Exercise requirements>
Collect each line of the entries that holds the string "data".

Supplied material>
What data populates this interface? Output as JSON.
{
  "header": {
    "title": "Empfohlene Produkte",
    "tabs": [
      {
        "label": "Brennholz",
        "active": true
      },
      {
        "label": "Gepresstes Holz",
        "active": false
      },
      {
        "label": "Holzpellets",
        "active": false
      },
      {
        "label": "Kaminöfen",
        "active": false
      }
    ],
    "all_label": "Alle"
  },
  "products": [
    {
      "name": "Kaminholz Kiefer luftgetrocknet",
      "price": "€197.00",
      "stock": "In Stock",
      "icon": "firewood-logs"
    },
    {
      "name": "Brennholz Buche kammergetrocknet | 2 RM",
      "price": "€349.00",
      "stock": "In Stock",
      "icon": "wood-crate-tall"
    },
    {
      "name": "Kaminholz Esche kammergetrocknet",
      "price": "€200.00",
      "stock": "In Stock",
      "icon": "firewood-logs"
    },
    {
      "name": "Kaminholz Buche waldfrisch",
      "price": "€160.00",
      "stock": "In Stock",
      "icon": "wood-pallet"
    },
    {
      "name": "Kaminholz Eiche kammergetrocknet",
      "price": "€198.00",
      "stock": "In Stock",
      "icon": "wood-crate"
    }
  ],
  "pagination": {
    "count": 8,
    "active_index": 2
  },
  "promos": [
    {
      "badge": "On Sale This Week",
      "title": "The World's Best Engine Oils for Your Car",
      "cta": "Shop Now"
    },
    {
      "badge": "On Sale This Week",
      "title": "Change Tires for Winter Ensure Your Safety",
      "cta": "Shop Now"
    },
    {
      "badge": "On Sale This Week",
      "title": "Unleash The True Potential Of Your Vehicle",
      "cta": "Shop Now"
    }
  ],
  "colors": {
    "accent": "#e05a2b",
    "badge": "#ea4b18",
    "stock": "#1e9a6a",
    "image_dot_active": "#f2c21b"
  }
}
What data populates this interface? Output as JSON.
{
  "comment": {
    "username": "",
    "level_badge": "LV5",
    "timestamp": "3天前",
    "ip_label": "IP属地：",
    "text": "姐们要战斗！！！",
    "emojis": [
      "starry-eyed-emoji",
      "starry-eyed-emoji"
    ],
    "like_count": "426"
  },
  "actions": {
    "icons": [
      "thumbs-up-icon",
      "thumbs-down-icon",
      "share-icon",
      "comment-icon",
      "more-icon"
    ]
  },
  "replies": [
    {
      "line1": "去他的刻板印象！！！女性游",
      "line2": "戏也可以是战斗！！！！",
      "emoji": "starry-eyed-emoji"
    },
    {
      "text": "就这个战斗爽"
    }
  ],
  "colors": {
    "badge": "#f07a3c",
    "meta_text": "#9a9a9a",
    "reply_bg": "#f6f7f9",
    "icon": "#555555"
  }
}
--
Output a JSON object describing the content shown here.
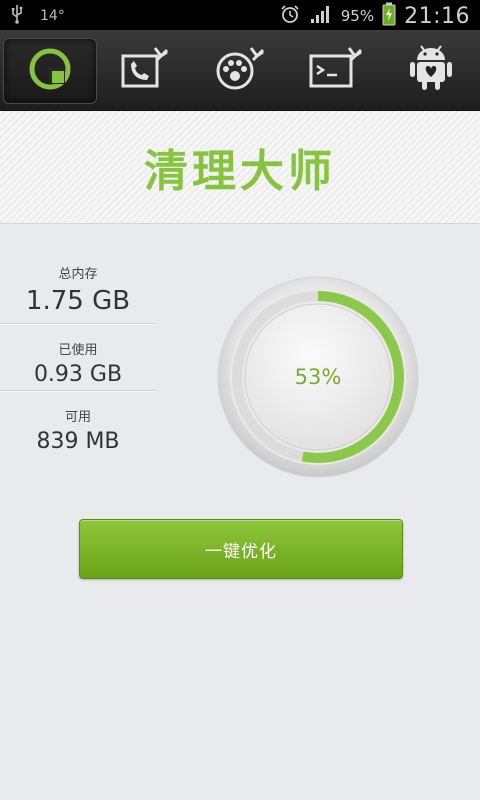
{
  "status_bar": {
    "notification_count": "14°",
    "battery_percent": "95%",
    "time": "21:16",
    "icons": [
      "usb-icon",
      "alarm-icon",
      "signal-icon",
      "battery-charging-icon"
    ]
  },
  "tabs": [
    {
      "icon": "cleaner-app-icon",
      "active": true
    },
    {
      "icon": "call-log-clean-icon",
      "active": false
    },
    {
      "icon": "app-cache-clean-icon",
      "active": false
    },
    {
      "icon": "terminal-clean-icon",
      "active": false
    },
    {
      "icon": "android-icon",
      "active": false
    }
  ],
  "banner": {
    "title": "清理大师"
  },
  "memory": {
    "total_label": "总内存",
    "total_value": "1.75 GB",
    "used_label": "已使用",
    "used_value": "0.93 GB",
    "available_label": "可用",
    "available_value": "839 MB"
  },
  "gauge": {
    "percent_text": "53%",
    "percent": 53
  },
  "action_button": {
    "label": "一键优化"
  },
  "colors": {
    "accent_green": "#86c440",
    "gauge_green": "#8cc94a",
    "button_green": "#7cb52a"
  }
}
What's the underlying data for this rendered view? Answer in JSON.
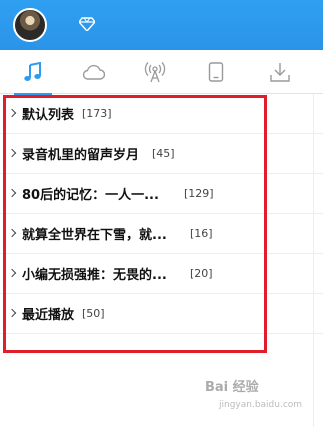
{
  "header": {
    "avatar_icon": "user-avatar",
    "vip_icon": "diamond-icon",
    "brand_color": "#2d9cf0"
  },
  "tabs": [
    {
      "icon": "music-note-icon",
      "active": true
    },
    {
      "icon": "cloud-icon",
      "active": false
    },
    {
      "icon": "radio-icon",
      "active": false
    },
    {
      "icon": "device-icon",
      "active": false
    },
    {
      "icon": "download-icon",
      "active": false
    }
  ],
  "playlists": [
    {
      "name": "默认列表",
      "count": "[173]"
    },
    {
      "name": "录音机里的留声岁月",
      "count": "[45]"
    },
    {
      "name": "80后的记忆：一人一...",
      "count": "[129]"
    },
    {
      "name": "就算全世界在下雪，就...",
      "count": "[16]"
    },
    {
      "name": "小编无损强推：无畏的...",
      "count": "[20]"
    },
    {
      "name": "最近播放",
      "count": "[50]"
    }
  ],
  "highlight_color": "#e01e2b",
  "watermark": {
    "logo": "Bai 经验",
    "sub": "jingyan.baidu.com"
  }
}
==
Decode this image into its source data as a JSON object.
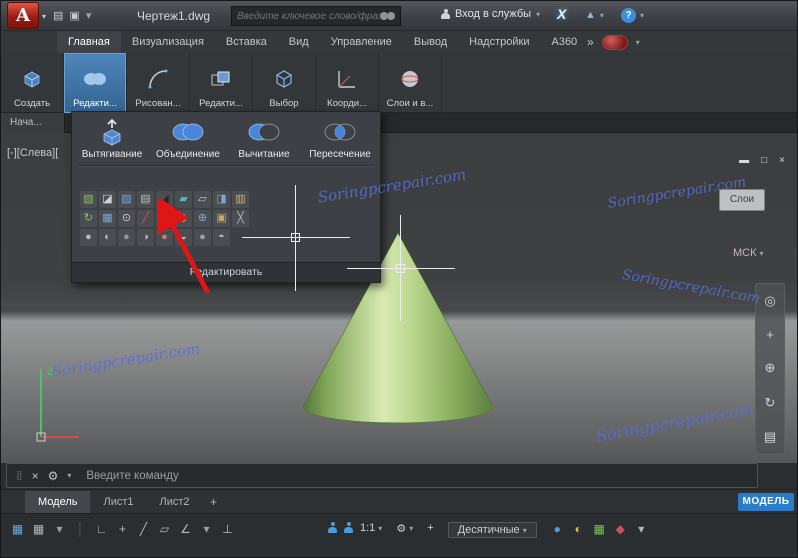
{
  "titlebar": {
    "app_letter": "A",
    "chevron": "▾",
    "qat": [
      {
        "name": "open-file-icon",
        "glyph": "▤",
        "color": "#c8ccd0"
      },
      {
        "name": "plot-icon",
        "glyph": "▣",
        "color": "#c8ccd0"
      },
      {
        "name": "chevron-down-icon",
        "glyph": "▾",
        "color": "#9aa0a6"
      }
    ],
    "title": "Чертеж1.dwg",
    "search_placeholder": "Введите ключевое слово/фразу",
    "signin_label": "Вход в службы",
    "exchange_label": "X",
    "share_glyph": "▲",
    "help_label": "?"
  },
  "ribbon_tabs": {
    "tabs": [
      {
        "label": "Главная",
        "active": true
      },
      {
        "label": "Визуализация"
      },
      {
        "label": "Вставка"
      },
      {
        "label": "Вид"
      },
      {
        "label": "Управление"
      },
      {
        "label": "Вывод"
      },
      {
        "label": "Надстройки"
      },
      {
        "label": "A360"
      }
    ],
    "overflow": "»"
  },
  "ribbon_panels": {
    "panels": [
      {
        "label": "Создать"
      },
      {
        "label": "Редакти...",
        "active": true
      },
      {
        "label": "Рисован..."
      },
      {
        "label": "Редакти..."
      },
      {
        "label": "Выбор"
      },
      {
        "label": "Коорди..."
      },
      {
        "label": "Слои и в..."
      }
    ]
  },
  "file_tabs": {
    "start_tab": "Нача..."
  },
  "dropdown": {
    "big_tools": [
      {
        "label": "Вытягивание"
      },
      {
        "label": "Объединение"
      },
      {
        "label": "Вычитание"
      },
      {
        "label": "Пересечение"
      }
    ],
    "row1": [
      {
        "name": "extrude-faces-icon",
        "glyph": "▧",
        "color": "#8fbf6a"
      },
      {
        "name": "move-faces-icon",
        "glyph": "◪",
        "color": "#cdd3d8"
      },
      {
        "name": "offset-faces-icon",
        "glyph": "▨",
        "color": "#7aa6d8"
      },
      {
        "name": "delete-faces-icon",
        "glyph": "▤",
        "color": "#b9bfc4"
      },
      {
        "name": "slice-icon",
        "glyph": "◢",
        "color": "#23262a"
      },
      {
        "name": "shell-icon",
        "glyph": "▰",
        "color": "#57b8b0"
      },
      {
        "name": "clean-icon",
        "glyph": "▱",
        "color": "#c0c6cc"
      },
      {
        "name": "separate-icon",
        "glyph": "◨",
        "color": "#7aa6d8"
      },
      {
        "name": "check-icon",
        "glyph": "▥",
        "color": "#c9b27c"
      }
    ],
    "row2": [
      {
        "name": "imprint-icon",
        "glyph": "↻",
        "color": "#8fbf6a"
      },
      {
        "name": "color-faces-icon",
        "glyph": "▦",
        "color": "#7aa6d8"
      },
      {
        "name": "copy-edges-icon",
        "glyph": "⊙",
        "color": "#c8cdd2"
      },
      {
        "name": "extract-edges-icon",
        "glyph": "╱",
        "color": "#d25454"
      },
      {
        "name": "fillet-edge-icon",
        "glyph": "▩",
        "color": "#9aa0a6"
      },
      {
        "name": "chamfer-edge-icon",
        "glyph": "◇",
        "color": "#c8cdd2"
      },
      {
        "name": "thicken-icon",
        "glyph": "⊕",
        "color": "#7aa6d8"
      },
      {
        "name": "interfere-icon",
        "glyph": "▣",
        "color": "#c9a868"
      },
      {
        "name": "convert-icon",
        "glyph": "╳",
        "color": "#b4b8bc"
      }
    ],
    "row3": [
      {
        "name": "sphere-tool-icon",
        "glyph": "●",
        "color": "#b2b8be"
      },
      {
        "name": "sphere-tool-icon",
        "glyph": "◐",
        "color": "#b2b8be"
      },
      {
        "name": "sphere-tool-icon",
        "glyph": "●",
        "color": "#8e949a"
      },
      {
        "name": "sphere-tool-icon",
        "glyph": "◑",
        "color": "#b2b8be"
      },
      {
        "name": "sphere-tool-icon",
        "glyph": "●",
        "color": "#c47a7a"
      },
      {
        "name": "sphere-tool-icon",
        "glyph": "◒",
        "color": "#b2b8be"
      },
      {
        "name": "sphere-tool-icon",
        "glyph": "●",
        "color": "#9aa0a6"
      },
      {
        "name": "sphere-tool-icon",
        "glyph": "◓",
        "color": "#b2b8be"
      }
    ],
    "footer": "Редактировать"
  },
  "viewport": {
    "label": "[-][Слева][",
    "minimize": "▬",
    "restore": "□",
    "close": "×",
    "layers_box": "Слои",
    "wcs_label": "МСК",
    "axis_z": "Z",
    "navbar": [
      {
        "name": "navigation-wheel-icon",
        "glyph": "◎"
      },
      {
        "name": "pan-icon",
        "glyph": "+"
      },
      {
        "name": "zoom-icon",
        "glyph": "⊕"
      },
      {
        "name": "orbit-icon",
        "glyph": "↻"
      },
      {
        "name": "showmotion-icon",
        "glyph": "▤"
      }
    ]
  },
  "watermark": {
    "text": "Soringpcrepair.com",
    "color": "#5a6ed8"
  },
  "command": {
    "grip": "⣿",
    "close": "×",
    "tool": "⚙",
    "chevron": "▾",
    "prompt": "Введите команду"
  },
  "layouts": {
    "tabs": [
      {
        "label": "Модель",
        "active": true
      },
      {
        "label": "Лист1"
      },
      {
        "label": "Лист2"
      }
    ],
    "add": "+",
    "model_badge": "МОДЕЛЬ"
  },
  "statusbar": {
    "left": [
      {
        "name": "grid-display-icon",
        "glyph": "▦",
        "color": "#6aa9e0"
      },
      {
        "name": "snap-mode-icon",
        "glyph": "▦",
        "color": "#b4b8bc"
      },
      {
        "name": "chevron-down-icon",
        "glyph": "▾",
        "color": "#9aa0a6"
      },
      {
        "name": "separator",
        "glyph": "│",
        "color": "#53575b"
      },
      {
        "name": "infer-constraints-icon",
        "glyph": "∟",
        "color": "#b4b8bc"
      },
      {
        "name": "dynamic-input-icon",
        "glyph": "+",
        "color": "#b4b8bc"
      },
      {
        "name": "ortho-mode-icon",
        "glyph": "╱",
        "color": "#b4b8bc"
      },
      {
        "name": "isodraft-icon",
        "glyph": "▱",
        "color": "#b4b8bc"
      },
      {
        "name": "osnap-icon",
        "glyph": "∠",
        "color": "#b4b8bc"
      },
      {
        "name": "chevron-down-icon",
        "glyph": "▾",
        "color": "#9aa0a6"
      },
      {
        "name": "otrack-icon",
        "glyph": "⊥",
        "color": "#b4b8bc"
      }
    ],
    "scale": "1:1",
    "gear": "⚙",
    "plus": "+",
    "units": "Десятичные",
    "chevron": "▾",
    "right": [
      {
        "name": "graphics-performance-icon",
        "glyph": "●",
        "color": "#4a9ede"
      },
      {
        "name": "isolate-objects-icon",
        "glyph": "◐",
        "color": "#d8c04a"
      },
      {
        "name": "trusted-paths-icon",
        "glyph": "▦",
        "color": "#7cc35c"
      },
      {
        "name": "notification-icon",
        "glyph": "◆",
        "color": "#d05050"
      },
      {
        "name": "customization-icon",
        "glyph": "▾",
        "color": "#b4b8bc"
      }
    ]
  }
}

Written answer>
What data populates this interface? Output as JSON.
What data populates this interface? Output as JSON.
What's the underlying data for this rendered view? Answer in JSON.
Decode this image into its source data as a JSON object.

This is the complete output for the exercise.